What to do: Take down each entry exactly as written.

Data section:
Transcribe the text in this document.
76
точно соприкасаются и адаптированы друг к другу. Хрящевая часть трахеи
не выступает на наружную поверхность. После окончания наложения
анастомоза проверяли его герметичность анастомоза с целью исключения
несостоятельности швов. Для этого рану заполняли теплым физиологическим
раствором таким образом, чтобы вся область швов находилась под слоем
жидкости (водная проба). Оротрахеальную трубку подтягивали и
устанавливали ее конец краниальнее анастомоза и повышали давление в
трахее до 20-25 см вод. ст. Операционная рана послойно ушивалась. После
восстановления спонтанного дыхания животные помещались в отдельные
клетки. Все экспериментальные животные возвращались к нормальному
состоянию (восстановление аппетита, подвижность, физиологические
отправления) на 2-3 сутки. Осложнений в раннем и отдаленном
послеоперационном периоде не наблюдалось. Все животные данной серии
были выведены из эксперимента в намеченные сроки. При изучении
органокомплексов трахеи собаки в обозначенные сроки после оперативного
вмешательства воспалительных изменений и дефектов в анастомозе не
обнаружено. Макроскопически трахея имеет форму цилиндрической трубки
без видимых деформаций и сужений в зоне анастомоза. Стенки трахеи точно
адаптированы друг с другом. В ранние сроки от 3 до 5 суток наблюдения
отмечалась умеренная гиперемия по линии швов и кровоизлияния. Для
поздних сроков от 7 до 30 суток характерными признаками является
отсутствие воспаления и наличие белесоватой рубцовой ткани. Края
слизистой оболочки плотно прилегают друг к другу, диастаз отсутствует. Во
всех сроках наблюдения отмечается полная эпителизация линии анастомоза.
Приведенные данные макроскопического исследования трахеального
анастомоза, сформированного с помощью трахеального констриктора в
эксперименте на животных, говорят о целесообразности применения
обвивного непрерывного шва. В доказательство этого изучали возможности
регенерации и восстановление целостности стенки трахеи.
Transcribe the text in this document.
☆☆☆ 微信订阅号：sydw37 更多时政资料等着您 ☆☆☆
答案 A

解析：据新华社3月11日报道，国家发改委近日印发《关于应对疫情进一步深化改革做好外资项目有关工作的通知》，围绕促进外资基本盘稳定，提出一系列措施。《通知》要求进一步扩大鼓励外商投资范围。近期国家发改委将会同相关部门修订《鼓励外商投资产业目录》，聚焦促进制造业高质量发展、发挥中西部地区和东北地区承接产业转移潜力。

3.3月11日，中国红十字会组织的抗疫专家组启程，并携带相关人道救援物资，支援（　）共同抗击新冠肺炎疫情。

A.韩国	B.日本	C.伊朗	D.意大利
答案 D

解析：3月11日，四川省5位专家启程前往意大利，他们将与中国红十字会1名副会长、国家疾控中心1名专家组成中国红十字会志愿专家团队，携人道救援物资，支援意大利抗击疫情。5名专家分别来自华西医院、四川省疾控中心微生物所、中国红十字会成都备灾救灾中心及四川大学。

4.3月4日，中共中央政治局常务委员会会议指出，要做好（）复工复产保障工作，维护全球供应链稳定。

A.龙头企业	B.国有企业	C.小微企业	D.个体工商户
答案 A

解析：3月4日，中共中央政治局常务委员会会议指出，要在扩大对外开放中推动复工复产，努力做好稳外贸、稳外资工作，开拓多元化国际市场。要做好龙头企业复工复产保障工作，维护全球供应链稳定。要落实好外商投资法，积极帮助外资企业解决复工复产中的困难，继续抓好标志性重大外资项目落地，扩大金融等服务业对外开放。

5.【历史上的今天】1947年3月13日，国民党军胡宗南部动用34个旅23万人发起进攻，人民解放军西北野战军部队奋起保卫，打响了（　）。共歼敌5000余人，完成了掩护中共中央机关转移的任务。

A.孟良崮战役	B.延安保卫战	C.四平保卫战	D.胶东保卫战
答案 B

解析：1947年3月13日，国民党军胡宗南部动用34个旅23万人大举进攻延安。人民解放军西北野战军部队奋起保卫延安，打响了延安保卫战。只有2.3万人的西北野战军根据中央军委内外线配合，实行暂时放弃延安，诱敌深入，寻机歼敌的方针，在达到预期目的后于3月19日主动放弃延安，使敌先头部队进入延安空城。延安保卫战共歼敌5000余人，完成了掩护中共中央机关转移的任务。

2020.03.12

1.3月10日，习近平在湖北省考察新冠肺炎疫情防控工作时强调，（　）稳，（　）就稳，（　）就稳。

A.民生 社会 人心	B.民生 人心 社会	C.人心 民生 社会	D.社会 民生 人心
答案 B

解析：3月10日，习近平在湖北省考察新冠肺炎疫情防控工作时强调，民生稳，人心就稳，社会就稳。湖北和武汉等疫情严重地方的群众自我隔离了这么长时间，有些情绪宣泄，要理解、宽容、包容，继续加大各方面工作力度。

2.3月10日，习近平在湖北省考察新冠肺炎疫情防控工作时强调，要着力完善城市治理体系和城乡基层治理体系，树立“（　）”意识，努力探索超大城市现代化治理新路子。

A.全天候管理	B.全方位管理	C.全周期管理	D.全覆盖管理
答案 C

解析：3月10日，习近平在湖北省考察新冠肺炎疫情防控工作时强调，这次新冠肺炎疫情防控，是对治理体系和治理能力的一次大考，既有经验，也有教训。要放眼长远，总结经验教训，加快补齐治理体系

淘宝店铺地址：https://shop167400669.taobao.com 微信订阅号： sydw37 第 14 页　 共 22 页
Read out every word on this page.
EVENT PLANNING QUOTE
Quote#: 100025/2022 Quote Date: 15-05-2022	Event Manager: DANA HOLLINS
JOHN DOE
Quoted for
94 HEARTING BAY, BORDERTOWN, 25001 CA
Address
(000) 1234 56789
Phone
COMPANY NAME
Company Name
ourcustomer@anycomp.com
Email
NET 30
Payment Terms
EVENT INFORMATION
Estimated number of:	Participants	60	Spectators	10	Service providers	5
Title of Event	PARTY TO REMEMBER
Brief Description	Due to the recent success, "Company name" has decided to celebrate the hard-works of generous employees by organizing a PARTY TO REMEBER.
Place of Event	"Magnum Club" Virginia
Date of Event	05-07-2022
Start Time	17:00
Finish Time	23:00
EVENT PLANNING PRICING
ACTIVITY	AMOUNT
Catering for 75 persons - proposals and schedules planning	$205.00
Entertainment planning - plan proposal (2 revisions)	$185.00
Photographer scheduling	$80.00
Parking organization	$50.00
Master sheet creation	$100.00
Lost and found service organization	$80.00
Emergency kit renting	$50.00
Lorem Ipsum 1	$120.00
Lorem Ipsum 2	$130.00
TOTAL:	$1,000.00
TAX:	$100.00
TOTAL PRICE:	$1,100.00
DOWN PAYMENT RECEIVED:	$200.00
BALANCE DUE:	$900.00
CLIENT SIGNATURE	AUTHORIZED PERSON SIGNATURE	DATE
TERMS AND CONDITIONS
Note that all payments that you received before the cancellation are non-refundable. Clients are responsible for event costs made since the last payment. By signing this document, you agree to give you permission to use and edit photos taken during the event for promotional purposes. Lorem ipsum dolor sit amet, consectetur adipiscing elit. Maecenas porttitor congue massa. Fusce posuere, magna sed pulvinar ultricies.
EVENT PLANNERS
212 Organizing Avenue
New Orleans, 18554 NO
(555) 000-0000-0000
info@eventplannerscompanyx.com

Completed exercise:
Transcribe the text in this document.
76
точно соприкасаются и адаптированы друг к другу. Хрящевая часть трахеи
не выступает на наружную поверхность. После окончания наложения
анастомоза проверяли его герметичность анастомоза с целью исключения
несостоятельности швов. Для этого рану заполняли теплым физиологическим
раствором таким образом, чтобы вся область швов находилась под слоем
жидкости (водная проба). Оротрахеальную трубку подтягивали и
устанавливали ее конец краниальнее анастомоза и повышали давление в
трахее до 20-25 см вод. ст. Операционная рана послойно ушивалась. После
восстановления спонтанного дыхания животные помещались в отдельные
клетки. Все экспериментальные животные возвращались к нормальному
состоянию (восстановление аппетита, подвижность, физиологические
отправления) на 2-3 сутки. Осложнений в раннем и отдаленном
послеоперационном периоде не наблюдалось. Все животные данной серии
были выведены из эксперимента в намеченные сроки. При изучении
органокомплексов трахеи собаки в обозначенные сроки после оперативного
вмешательства воспалительных изменений и дефектов в анастомозе не
обнаружено. Макроскопически трахея имеет форму цилиндрической трубки
без видимых деформаций и сужений в зоне анастомоза. Стенки трахеи точно
адаптированы друг с другом. В ранние сроки от 3 до 5 суток наблюдения
отмечалась умеренная гиперемия по линии швов и кровоизлияния. Для
поздних сроков от 7 до 30 суток характерными признаками является
отсутствие воспаления и наличие белесоватой рубцовой ткани. Края
слизистой оболочки плотно прилегают друг к другу, диастаз отсутствует. Во
всех сроках наблюдения отмечается полная эпителизация линии анастомоза.
Приведенные данные макроскопического исследования трахеального
анастомоза, сформированного с помощью трахеального констриктора в
эксперименте на животных, говорят о целесообразности применения
обвивного непрерывного шва. В доказательство этого изучали возможности
регенерации и восстановление целостности стенки трахеи.
Transcribe the text in this document.
☆☆☆ 微信订阅号：sydw37 更多时政资料等着您 ☆☆☆
答案 A

解析：据新华社3月11日报道，国家发改委近日印发《关于应对疫情进一步深化改革做好外资项目有关工作的通知》，围绕促进外资基本盘稳定，提出一系列措施。《通知》要求进一步扩大鼓励外商投资范围。近期国家发改委将会同相关部门修订《鼓励外商投资产业目录》，聚焦促进制造业高质量发展、发挥中西部地区和东北地区承接产业转移潜力。

3.3月11日，中国红十字会组织的抗疫专家组启程，并携带相关人道救援物资，支援（　）共同抗击新冠肺炎疫情。

A.韩国	B.日本	C.伊朗	D.意大利
答案 D

解析：3月11日，四川省5位专家启程前往意大利，他们将与中国红十字会1名副会长、国家疾控中心1名专家组成中国红十字会志愿专家团队，携人道救援物资，支援意大利抗击疫情。5名专家分别来自华西医院、四川省疾控中心微生物所、中国红十字会成都备灾救灾中心及四川大学。

4.3月4日，中共中央政治局常务委员会会议指出，要做好（）复工复产保障工作，维护全球供应链稳定。

A.龙头企业	B.国有企业	C.小微企业	D.个体工商户
答案 A

解析：3月4日，中共中央政治局常务委员会会议指出，要在扩大对外开放中推动复工复产，努力做好稳外贸、稳外资工作，开拓多元化国际市场。要做好龙头企业复工复产保障工作，维护全球供应链稳定。要落实好外商投资法，积极帮助外资企业解决复工复产中的困难，继续抓好标志性重大外资项目落地，扩大金融等服务业对外开放。

5.【历史上的今天】1947年3月13日，国民党军胡宗南部动用34个旅23万人发起进攻，人民解放军西北野战军部队奋起保卫，打响了（　）。共歼敌5000余人，完成了掩护中共中央机关转移的任务。

A.孟良崮战役	B.延安保卫战	C.四平保卫战	D.胶东保卫战
答案 B

解析：1947年3月13日，国民党军胡宗南部动用34个旅23万人大举进攻延安。人民解放军西北野战军部队奋起保卫延安，打响了延安保卫战。只有2.3万人的西北野战军根据中央军委内外线配合，实行暂时放弃延安，诱敌深入，寻机歼敌的方针，在达到预期目的后于3月19日主动放弃延安，使敌先头部队进入延安空城。延安保卫战共歼敌5000余人，完成了掩护中共中央机关转移的任务。

2020.03.12

1.3月10日，习近平在湖北省考察新冠肺炎疫情防控工作时强调，（　）稳，（　）就稳，（　）就稳。

A.民生 社会 人心	B.民生 人心 社会	C.人心 民生 社会	D.社会 民生 人心
答案 B

解析：3月10日，习近平在湖北省考察新冠肺炎疫情防控工作时强调，民生稳，人心就稳，社会就稳。湖北和武汉等疫情严重地方的群众自我隔离了这么长时间，有些情绪宣泄，要理解、宽容、包容，继续加大各方面工作力度。

2.3月10日，习近平在湖北省考察新冠肺炎疫情防控工作时强调，要着力完善城市治理体系和城乡基层治理体系，树立“（　）”意识，努力探索超大城市现代化治理新路子。

A.全天候管理	B.全方位管理	C.全周期管理	D.全覆盖管理
答案 C

解析：3月10日，习近平在湖北省考察新冠肺炎疫情防控工作时强调，这次新冠肺炎疫情防控，是对治理体系和治理能力的一次大考，既有经验，也有教训。要放眼长远，总结经验教训，加快补齐治理体系

淘宝店铺地址：https://shop167400669.taobao.com 微信订阅号： sydw37 第 14 页　 共 22 页
Read out every word on this page.
EVENT PLANNING QUOTE
Quote#: 100025/2022 Quote Date: 15-05-2022	Event Manager: DANA HOLLINS
JOHN DOE
Quoted for
94 HEARTING BAY, BORDERTOWN, 25001 CA
Address
(000) 1234 56789
Phone
COMPANY NAME
Company Name
ourcustomer@anycomp.com
Email
NET 30
Payment Terms
EVENT INFORMATION
Estimated number of:	Participants	60	Spectators	10	Service providers	5
Title of Event	PARTY TO REMEMBER
Brief Description	Due to the recent success, "Company name" has decided to celebrate the hard-works of generous employees by organizing a PARTY TO REMEBER.
Place of Event	"Magnum Club" Virginia
Date of Event	05-07-2022
Start Time	17:00
Finish Time	23:00
EVENT PLANNING PRICING
ACTIVITY	AMOUNT
Catering for 75 persons - proposals and schedules planning	$205.00
Entertainment planning - plan proposal (2 revisions)	$185.00
Photographer scheduling	$80.00
Parking organization	$50.00
Master sheet creation	$100.00
Lost and found service organization	$80.00
Emergency kit renting	$50.00
Lorem Ipsum 1	$120.00
Lorem Ipsum 2	$130.00
TOTAL:	$1,000.00
TAX:	$100.00
TOTAL PRICE:	$1,100.00
DOWN PAYMENT RECEIVED:	$200.00
BALANCE DUE:	$900.00
CLIENT SIGNATURE	AUTHORIZED PERSON SIGNATURE	DATE
TERMS AND CONDITIONS
Note that all payments that you received before the cancellation are non-refundable. Clients are responsible for event costs made since the last payment. By signing this document, you agree to give you permission to use and edit photos taken during the event for promotional purposes. Lorem ipsum dolor sit amet, consectetur adipiscing elit. Maecenas porttitor congue massa. Fusce posuere, magna sed pulvinar ultricies.
EVENT PLANNERS
212 Organizing Avenue
New Orleans, 18554 NO
(555) 000-0000-0000
info@eventplannerscompanyx.com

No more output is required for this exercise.